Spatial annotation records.
_____

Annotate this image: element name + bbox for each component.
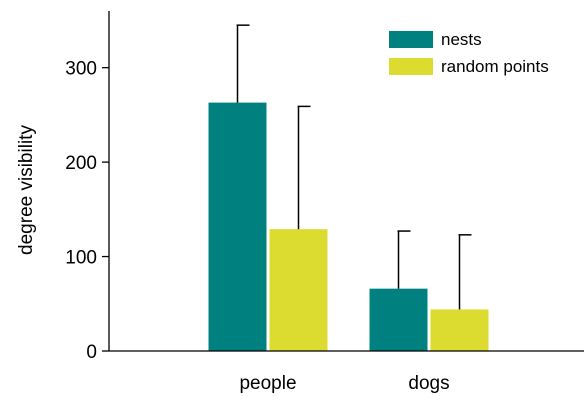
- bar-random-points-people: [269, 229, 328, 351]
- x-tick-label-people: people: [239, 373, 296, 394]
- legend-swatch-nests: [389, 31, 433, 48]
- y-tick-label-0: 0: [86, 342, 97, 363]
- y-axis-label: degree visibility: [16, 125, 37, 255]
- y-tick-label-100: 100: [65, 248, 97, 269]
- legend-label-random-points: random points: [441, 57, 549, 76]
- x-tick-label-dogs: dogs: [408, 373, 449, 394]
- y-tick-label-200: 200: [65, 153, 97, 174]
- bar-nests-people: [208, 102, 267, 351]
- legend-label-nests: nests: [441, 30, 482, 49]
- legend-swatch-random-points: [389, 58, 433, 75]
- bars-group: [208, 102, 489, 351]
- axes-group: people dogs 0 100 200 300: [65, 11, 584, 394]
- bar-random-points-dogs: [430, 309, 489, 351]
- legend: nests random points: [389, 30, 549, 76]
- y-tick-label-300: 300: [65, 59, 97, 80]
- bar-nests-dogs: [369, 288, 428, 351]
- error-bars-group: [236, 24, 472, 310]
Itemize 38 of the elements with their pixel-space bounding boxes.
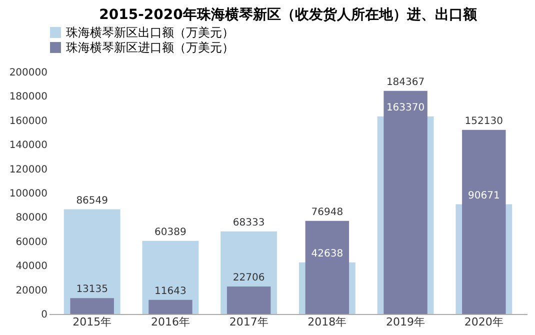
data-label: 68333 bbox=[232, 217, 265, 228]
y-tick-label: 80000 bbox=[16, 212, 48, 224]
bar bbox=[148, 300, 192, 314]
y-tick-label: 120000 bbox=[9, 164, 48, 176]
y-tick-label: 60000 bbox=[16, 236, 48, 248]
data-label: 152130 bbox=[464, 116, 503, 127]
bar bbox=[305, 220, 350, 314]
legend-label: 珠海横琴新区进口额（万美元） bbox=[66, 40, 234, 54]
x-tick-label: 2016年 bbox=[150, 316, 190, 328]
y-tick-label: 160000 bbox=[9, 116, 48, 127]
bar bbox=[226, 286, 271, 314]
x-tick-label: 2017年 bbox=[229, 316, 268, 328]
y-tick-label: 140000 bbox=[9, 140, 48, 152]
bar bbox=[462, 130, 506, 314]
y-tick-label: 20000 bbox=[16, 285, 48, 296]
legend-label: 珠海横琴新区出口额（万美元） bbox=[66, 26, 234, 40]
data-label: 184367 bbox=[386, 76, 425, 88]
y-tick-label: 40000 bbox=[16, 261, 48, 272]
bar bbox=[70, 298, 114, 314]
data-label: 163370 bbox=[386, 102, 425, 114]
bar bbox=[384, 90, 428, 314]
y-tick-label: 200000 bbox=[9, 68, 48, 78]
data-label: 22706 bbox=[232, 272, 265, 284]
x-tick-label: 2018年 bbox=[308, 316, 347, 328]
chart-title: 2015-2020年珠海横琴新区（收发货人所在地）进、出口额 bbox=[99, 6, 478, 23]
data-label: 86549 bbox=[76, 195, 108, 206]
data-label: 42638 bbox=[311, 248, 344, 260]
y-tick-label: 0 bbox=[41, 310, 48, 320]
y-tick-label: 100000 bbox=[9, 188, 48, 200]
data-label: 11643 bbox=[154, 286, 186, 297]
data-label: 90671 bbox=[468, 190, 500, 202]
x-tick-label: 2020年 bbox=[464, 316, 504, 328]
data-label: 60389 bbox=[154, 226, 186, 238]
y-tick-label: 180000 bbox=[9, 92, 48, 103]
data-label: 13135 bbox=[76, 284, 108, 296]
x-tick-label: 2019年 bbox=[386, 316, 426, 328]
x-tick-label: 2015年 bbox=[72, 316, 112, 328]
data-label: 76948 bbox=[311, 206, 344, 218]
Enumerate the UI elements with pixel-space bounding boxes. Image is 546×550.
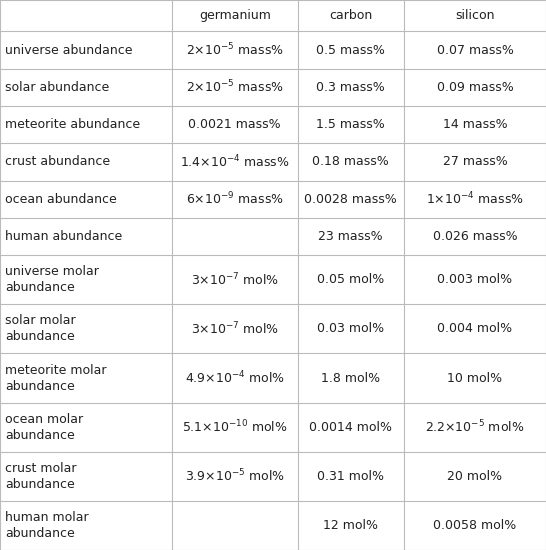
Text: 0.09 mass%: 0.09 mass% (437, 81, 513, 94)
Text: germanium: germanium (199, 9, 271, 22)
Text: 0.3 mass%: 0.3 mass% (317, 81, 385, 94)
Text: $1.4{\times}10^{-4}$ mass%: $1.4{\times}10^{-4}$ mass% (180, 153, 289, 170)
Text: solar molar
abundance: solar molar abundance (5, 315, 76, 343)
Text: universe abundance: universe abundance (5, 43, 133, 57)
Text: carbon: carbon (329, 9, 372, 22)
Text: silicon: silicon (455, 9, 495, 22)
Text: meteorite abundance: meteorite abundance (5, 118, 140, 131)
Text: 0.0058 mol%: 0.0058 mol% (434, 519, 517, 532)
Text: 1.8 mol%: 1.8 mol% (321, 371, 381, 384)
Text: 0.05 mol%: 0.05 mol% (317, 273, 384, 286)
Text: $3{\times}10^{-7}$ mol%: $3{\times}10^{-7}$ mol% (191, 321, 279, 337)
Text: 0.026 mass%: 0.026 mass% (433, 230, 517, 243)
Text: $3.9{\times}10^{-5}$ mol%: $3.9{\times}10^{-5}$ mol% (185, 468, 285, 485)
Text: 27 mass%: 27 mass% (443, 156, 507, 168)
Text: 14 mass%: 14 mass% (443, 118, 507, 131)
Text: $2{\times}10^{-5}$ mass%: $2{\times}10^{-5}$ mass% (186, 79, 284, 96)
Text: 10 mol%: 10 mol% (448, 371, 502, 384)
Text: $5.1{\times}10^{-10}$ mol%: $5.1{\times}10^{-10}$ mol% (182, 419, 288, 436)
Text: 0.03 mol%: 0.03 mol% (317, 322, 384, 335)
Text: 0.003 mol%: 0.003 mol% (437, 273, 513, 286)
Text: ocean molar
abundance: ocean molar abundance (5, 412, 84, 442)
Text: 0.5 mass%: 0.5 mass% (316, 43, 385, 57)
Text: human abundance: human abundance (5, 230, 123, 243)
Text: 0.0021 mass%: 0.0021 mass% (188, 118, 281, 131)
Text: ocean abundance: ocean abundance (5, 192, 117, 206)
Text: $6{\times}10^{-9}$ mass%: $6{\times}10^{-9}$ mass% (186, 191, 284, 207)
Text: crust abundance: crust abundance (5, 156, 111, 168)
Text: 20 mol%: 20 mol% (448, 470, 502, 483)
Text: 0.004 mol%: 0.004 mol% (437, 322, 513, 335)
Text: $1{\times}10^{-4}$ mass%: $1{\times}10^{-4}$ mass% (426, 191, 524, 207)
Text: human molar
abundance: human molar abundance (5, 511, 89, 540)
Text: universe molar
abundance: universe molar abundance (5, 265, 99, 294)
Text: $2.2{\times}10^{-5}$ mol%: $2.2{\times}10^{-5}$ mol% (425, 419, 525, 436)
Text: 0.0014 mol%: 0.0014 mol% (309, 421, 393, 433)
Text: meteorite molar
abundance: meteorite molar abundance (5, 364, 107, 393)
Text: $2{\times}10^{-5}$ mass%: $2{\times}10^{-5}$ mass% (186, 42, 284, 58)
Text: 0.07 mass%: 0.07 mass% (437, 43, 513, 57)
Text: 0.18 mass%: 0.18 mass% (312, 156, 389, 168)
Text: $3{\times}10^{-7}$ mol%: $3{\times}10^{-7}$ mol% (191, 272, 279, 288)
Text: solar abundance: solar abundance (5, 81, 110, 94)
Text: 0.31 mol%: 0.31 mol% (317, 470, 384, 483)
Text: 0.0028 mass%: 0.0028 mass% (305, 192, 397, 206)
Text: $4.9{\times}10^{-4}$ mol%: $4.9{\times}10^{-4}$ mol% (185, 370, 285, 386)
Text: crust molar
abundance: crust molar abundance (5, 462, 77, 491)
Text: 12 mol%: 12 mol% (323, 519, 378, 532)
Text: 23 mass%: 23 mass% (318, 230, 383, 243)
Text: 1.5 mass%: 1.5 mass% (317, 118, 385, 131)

_____

The task.
Reproduce all of the records above word for word, leaving the pictures out.

Problem solution.
Annotate this image: element name + bbox for each component.
- bar-random-points-people: [269, 229, 328, 351]
- x-tick-label-people: people: [239, 373, 296, 394]
- legend-swatch-nests: [389, 31, 433, 48]
- y-tick-label-0: 0: [86, 342, 97, 363]
- y-axis-label: degree visibility: [16, 125, 37, 255]
- y-tick-label-100: 100: [65, 248, 97, 269]
- legend-label-random-points: random points: [441, 57, 549, 76]
- x-tick-label-dogs: dogs: [408, 373, 449, 394]
- y-tick-label-200: 200: [65, 153, 97, 174]
- bar-nests-people: [208, 102, 267, 351]
- legend-label-nests: nests: [441, 30, 482, 49]
- legend-swatch-random-points: [389, 58, 433, 75]
- bars-group: [208, 102, 489, 351]
- axes-group: people dogs 0 100 200 300: [65, 11, 584, 394]
- bar-random-points-dogs: [430, 309, 489, 351]
- legend: nests random points: [389, 30, 549, 76]
- y-tick-label-300: 300: [65, 59, 97, 80]
- bar-nests-dogs: [369, 288, 428, 351]
- error-bars-group: [236, 24, 472, 310]
Itemize 38 of the elements with their pixel-space bounding boxes.
data-label: 68333 bbox=[232, 217, 265, 228]
y-tick-label: 80000 bbox=[16, 212, 48, 224]
bar bbox=[148, 300, 192, 314]
y-tick-label: 120000 bbox=[9, 164, 48, 176]
y-tick-label: 60000 bbox=[16, 236, 48, 248]
data-label: 152130 bbox=[464, 116, 503, 127]
bar bbox=[305, 220, 350, 314]
legend-label: 珠海横琴新区进口额（万美元） bbox=[66, 40, 234, 54]
x-tick-label: 2016年 bbox=[150, 316, 190, 328]
y-tick-label: 160000 bbox=[9, 116, 48, 127]
bar bbox=[226, 286, 271, 314]
x-tick-label: 2017年 bbox=[229, 316, 268, 328]
y-tick-label: 140000 bbox=[9, 140, 48, 152]
bar bbox=[462, 130, 506, 314]
y-tick-label: 20000 bbox=[16, 285, 48, 296]
legend-label: 珠海横琴新区出口额（万美元） bbox=[66, 26, 234, 40]
data-label: 184367 bbox=[386, 76, 425, 88]
y-tick-label: 40000 bbox=[16, 261, 48, 272]
bar bbox=[70, 298, 114, 314]
data-label: 163370 bbox=[386, 102, 425, 114]
bar bbox=[384, 90, 428, 314]
y-tick-label: 200000 bbox=[9, 68, 48, 78]
data-label: 22706 bbox=[232, 272, 265, 284]
x-tick-label: 2018年 bbox=[308, 316, 347, 328]
chart-title: 2015-2020年珠海横琴新区（收发货人所在地）进、出口额 bbox=[99, 6, 478, 23]
data-label: 86549 bbox=[76, 195, 108, 206]
data-label: 42638 bbox=[311, 248, 344, 260]
y-tick-label: 0 bbox=[41, 310, 48, 320]
y-tick-label: 100000 bbox=[9, 188, 48, 200]
data-label: 11643 bbox=[154, 286, 186, 297]
data-label: 90671 bbox=[468, 190, 500, 202]
x-tick-label: 2020年 bbox=[464, 316, 504, 328]
data-label: 60389 bbox=[154, 226, 186, 238]
y-tick-label: 180000 bbox=[9, 92, 48, 103]
data-label: 13135 bbox=[76, 284, 108, 296]
x-tick-label: 2019年 bbox=[386, 316, 426, 328]
x-tick-label: 2015年 bbox=[72, 316, 112, 328]
data-label: 76948 bbox=[311, 206, 344, 218]
Enumerate the UI elements with pixel-space bounding boxes. Image is 546×550.
Text: 0.09 mass%: 0.09 mass% (437, 81, 513, 94)
Text: germanium: germanium (199, 9, 271, 22)
Text: 0.3 mass%: 0.3 mass% (317, 81, 385, 94)
Text: $1.4{\times}10^{-4}$ mass%: $1.4{\times}10^{-4}$ mass% (180, 153, 289, 170)
Text: solar molar
abundance: solar molar abundance (5, 315, 76, 343)
Text: universe abundance: universe abundance (5, 43, 133, 57)
Text: carbon: carbon (329, 9, 372, 22)
Text: silicon: silicon (455, 9, 495, 22)
Text: meteorite abundance: meteorite abundance (5, 118, 140, 131)
Text: 0.0058 mol%: 0.0058 mol% (434, 519, 517, 532)
Text: 1.8 mol%: 1.8 mol% (321, 371, 381, 384)
Text: 0.05 mol%: 0.05 mol% (317, 273, 384, 286)
Text: $3{\times}10^{-7}$ mol%: $3{\times}10^{-7}$ mol% (191, 321, 279, 337)
Text: 0.026 mass%: 0.026 mass% (433, 230, 517, 243)
Text: $3.9{\times}10^{-5}$ mol%: $3.9{\times}10^{-5}$ mol% (185, 468, 285, 485)
Text: 27 mass%: 27 mass% (443, 156, 507, 168)
Text: 14 mass%: 14 mass% (443, 118, 507, 131)
Text: $2{\times}10^{-5}$ mass%: $2{\times}10^{-5}$ mass% (186, 79, 284, 96)
Text: 10 mol%: 10 mol% (448, 371, 502, 384)
Text: $5.1{\times}10^{-10}$ mol%: $5.1{\times}10^{-10}$ mol% (182, 419, 288, 436)
Text: 0.03 mol%: 0.03 mol% (317, 322, 384, 335)
Text: 0.003 mol%: 0.003 mol% (437, 273, 513, 286)
Text: ocean molar
abundance: ocean molar abundance (5, 412, 84, 442)
Text: 0.5 mass%: 0.5 mass% (316, 43, 385, 57)
Text: human abundance: human abundance (5, 230, 123, 243)
Text: 0.0021 mass%: 0.0021 mass% (188, 118, 281, 131)
Text: ocean abundance: ocean abundance (5, 192, 117, 206)
Text: $6{\times}10^{-9}$ mass%: $6{\times}10^{-9}$ mass% (186, 191, 284, 207)
Text: crust abundance: crust abundance (5, 156, 111, 168)
Text: 20 mol%: 20 mol% (448, 470, 502, 483)
Text: 0.004 mol%: 0.004 mol% (437, 322, 513, 335)
Text: $1{\times}10^{-4}$ mass%: $1{\times}10^{-4}$ mass% (426, 191, 524, 207)
Text: human molar
abundance: human molar abundance (5, 511, 89, 540)
Text: universe molar
abundance: universe molar abundance (5, 265, 99, 294)
Text: $2.2{\times}10^{-5}$ mol%: $2.2{\times}10^{-5}$ mol% (425, 419, 525, 436)
Text: 0.0014 mol%: 0.0014 mol% (309, 421, 393, 433)
Text: meteorite molar
abundance: meteorite molar abundance (5, 364, 107, 393)
Text: $2{\times}10^{-5}$ mass%: $2{\times}10^{-5}$ mass% (186, 42, 284, 58)
Text: 0.07 mass%: 0.07 mass% (437, 43, 513, 57)
Text: 0.18 mass%: 0.18 mass% (312, 156, 389, 168)
Text: $3{\times}10^{-7}$ mol%: $3{\times}10^{-7}$ mol% (191, 272, 279, 288)
Text: solar abundance: solar abundance (5, 81, 110, 94)
Text: 0.31 mol%: 0.31 mol% (317, 470, 384, 483)
Text: 0.0028 mass%: 0.0028 mass% (305, 192, 397, 206)
Text: $4.9{\times}10^{-4}$ mol%: $4.9{\times}10^{-4}$ mol% (185, 370, 285, 386)
Text: crust molar
abundance: crust molar abundance (5, 462, 77, 491)
Text: 12 mol%: 12 mol% (323, 519, 378, 532)
Text: 23 mass%: 23 mass% (318, 230, 383, 243)
Text: 1.5 mass%: 1.5 mass% (317, 118, 385, 131)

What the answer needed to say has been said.